• [DIRECTIONS FOR THIS TASK] Go through the material below and copy all lines with "think".

• [RECORDS FOR THE TASK]

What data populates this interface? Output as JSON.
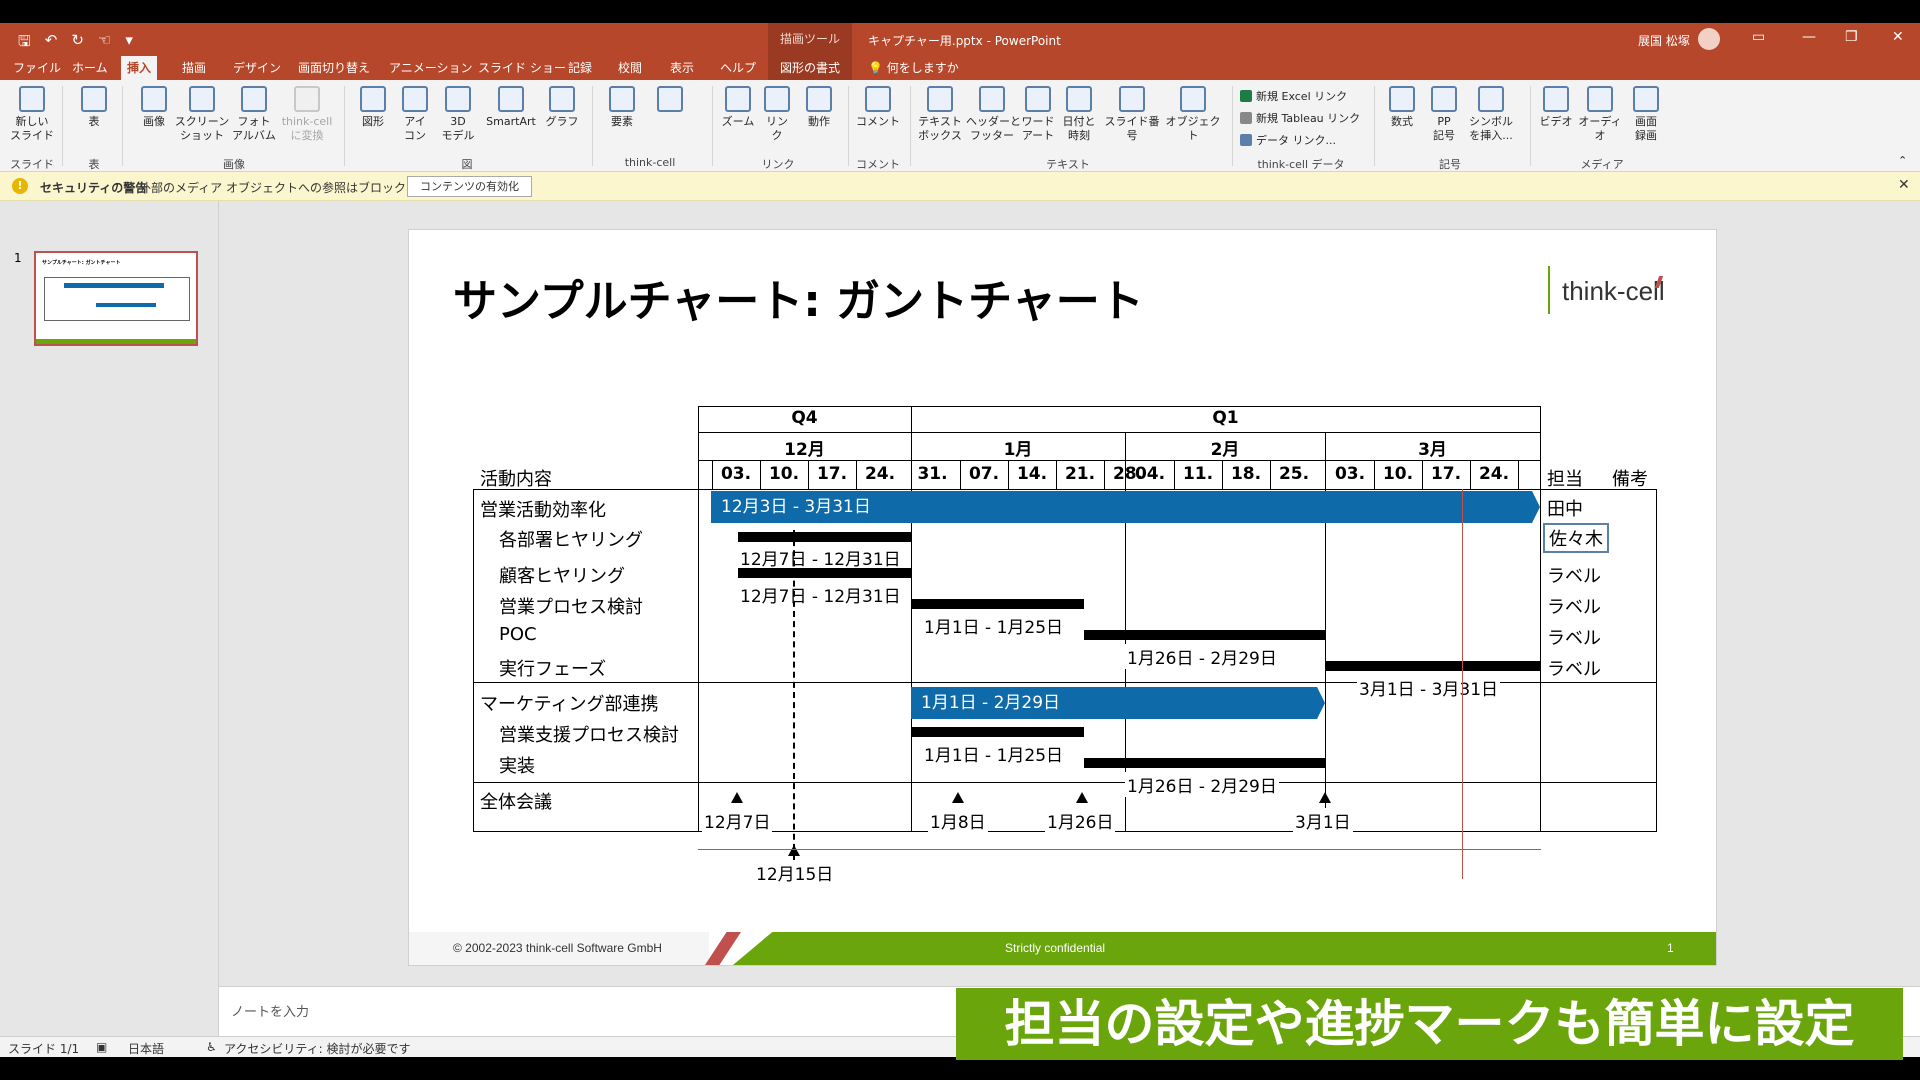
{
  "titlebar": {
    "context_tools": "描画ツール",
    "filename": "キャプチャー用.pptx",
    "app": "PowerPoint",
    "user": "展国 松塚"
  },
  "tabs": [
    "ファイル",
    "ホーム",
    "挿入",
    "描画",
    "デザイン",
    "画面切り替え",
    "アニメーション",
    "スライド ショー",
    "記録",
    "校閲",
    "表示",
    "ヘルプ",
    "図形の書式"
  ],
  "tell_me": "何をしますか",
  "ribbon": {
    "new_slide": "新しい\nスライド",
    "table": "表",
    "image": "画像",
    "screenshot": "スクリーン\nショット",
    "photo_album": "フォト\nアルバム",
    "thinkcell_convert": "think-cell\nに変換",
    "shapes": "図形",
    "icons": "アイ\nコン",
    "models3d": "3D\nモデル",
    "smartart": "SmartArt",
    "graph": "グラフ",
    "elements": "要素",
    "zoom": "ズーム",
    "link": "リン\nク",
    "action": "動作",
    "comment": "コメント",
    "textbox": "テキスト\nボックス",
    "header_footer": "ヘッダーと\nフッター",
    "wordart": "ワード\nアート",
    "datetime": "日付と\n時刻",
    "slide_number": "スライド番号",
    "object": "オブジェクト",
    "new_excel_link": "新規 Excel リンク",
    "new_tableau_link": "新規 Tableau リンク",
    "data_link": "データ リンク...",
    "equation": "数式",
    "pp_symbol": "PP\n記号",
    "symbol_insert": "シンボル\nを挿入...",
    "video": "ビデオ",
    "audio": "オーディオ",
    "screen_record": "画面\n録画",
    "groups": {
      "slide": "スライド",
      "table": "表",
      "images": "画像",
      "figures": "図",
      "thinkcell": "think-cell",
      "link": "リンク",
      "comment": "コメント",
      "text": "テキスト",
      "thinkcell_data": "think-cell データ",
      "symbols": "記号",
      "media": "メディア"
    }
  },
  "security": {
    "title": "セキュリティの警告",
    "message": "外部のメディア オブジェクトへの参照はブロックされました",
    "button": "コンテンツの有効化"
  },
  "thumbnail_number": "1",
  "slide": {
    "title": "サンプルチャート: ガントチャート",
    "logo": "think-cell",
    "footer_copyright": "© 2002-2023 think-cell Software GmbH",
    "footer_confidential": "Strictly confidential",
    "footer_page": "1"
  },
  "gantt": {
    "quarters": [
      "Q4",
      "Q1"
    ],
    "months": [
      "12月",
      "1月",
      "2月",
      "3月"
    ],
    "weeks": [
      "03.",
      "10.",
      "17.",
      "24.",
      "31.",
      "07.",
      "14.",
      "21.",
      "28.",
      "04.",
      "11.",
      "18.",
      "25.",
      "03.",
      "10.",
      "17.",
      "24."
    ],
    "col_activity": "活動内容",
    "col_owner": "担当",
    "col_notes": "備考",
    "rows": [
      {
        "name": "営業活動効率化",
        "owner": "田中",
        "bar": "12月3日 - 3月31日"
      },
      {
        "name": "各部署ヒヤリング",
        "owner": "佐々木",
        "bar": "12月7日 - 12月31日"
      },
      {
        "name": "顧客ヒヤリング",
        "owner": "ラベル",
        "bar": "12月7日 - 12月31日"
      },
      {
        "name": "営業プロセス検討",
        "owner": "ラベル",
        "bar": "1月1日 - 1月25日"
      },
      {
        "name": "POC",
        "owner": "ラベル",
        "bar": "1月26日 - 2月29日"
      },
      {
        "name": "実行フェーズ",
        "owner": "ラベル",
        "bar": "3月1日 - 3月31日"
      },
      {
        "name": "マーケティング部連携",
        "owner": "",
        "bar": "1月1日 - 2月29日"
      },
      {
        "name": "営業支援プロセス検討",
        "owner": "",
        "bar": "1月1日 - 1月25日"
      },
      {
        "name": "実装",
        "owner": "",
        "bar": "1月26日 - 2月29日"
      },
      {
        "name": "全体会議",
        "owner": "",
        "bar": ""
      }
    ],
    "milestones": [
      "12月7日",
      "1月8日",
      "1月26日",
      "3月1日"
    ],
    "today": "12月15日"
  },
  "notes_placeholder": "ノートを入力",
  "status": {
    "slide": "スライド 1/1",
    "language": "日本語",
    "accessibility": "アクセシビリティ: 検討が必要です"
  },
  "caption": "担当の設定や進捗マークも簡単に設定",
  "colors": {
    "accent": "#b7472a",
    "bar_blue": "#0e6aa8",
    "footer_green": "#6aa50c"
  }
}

• [RESULT OF THE TASK]
    "thinkcell_convert": "think-cell\nに変換",
      "thinkcell": "think-cell",
      "thinkcell_data": "think-cell データ",
    "logo": "think-cell",
    "footer_copyright": "© 2002-2023 think-cell Software GmbH",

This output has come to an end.